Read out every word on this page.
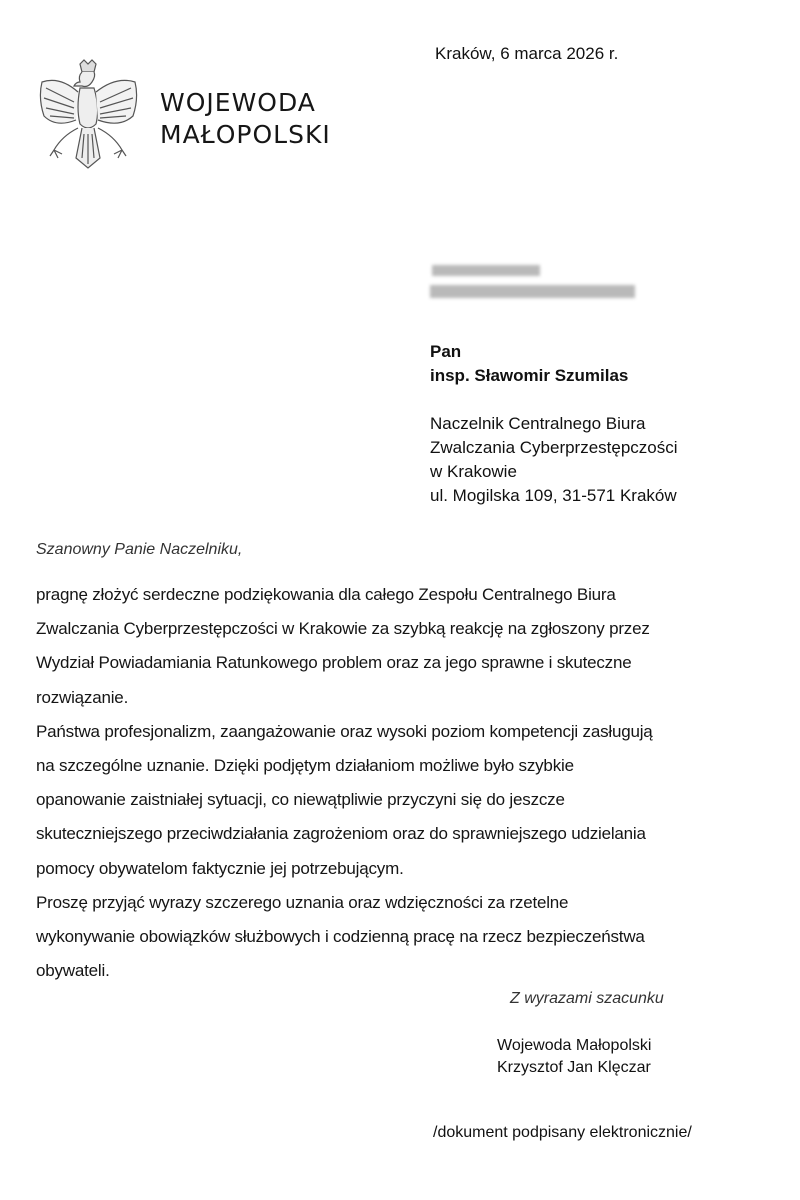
WOJEWODA
MAŁOPOLSKI
Kraków, 6 marca 2026 r.
Pan
insp. Sławomir Szumilas
Naczelnik Centralnego Biura
Zwalczania Cyberprzestępczości
w Krakowie
ul. Mogilska 109, 31-571 Kraków
Szanowny Panie Naczelniku,

pragnę złożyć serdeczne podziękowania dla całego Zespołu Centralnego Biura

Zwalczania Cyberprzestępczości w Krakowie za szybką reakcję na zgłoszony przez

Wydział Powiadamiania Ratunkowego problem oraz za jego sprawne i skuteczne

rozwiązanie.

Państwa profesjonalizm, zaangażowanie oraz wysoki poziom kompetencji zasługują

na szczególne uznanie. Dzięki podjętym działaniom możliwe było szybkie

opanowanie zaistniałej sytuacji, co niewątpliwie przyczyni się do jeszcze

skuteczniejszego przeciwdziałania zagrożeniom oraz do sprawniejszego udzielania

pomocy obywatelom faktycznie jej potrzebującym.

Proszę przyjąć wyrazy szczerego uznania oraz wdzięczności za rzetelne

wykonywanie obowiązków służbowych i codzienną pracę na rzecz bezpieczeństwa

obywateli.

Z wyrazami szacunku
Wojewoda Małopolski
Krzysztof Jan Klęczar
/dokument podpisany elektronicznie/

········

§ GOAL
Copy every line in the records above that contains the word "Centralnego".

§ WRITTEN REPLY
Naczelnik Centralnego Biura
pragnę złożyć serdeczne podziękowania dla całego Zespołu Centralnego Biura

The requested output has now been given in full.